- PROBLEM STATEMENT -
Every entry here needs to be repeated exactly.
## Start DATA FOR PROCESSING
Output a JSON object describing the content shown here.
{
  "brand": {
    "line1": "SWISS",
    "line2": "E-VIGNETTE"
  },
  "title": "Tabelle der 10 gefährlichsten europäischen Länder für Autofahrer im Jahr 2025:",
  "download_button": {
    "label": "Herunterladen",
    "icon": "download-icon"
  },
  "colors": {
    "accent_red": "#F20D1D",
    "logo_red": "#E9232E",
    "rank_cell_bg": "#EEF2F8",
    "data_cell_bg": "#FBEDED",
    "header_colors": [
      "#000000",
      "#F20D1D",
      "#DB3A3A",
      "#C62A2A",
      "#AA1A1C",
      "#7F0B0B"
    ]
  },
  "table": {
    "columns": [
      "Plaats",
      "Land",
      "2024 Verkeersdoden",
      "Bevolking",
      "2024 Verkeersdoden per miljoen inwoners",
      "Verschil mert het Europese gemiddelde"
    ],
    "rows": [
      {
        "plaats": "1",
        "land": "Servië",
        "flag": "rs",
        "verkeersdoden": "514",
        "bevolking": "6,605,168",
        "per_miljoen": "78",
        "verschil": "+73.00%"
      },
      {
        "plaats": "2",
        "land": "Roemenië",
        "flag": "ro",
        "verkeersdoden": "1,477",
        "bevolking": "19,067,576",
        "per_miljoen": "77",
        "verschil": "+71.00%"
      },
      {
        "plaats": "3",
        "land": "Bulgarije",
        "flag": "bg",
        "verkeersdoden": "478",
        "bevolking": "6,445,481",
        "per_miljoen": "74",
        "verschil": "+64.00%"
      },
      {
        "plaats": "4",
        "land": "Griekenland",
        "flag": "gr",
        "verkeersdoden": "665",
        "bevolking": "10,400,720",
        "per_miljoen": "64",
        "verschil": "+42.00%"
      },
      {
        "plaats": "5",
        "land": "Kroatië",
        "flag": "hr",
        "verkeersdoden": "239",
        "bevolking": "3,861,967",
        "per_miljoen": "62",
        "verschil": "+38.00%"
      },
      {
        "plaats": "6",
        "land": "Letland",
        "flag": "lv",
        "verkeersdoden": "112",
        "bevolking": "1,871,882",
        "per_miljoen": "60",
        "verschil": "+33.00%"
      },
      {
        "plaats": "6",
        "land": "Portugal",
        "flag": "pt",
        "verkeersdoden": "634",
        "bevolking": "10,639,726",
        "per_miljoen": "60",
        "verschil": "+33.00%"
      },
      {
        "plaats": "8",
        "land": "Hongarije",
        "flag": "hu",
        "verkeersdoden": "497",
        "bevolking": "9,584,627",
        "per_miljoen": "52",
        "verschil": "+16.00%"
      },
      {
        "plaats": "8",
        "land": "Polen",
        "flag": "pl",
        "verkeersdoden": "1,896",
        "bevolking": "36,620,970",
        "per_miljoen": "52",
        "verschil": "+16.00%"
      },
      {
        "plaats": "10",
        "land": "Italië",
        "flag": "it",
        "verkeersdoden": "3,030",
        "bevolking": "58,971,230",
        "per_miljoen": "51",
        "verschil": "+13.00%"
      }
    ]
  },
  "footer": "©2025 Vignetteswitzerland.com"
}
## End DATA FOR PROCESSING
- ANSWER TO THIS PROBLEM -
Output a JSON object describing the content shown here.
{
  "brand": {
    "line1": "SWISS",
    "line2": "E-VIGNETTE"
  },
  "title": "Tabelle der 10 gefährlichsten europäischen Länder für Autofahrer im Jahr 2025:",
  "download_button": {
    "label": "Herunterladen",
    "icon": "download-icon"
  },
  "colors": {
    "accent_red": "#F20D1D",
    "logo_red": "#E9232E",
    "rank_cell_bg": "#EEF2F8",
    "data_cell_bg": "#FBEDED",
    "header_colors": [
      "#000000",
      "#F20D1D",
      "#DB3A3A",
      "#C62A2A",
      "#AA1A1C",
      "#7F0B0B"
    ]
  },
  "table": {
    "columns": [
      "Plaats",
      "Land",
      "2024 Verkeersdoden",
      "Bevolking",
      "2024 Verkeersdoden per miljoen inwoners",
      "Verschil mert het Europese gemiddelde"
    ],
    "rows": [
      {
        "plaats": "1",
        "land": "Servië",
        "flag": "rs",
        "verkeersdoden": "514",
        "bevolking": "6,605,168",
        "per_miljoen": "78",
        "verschil": "+73.00%"
      },
      {
        "plaats": "2",
        "land": "Roemenië",
        "flag": "ro",
        "verkeersdoden": "1,477",
        "bevolking": "19,067,576",
        "per_miljoen": "77",
        "verschil": "+71.00%"
      },
      {
        "plaats": "3",
        "land": "Bulgarije",
        "flag": "bg",
        "verkeersdoden": "478",
        "bevolking": "6,445,481",
        "per_miljoen": "74",
        "verschil": "+64.00%"
      },
      {
        "plaats": "4",
        "land": "Griekenland",
        "flag": "gr",
        "verkeersdoden": "665",
        "bevolking": "10,400,720",
        "per_miljoen": "64",
        "verschil": "+42.00%"
      },
      {
        "plaats": "5",
        "land": "Kroatië",
        "flag": "hr",
        "verkeersdoden": "239",
        "bevolking": "3,861,967",
        "per_miljoen": "62",
        "verschil": "+38.00%"
      },
      {
        "plaats": "6",
        "land": "Letland",
        "flag": "lv",
        "verkeersdoden": "112",
        "bevolking": "1,871,882",
        "per_miljoen": "60",
        "verschil": "+33.00%"
      },
      {
        "plaats": "6",
        "land": "Portugal",
        "flag": "pt",
        "verkeersdoden": "634",
        "bevolking": "10,639,726",
        "per_miljoen": "60",
        "verschil": "+33.00%"
      },
      {
        "plaats": "8",
        "land": "Hongarije",
        "flag": "hu",
        "verkeersdoden": "497",
        "bevolking": "9,584,627",
        "per_miljoen": "52",
        "verschil": "+16.00%"
      },
      {
        "plaats": "8",
        "land": "Polen",
        "flag": "pl",
        "verkeersdoden": "1,896",
        "bevolking": "36,620,970",
        "per_miljoen": "52",
        "verschil": "+16.00%"
      },
      {
        "plaats": "10",
        "land": "Italië",
        "flag": "it",
        "verkeersdoden": "3,030",
        "bevolking": "58,971,230",
        "per_miljoen": "51",
        "verschil": "+13.00%"
      }
    ]
  },
  "footer": "©2025 Vignetteswitzerland.com"
}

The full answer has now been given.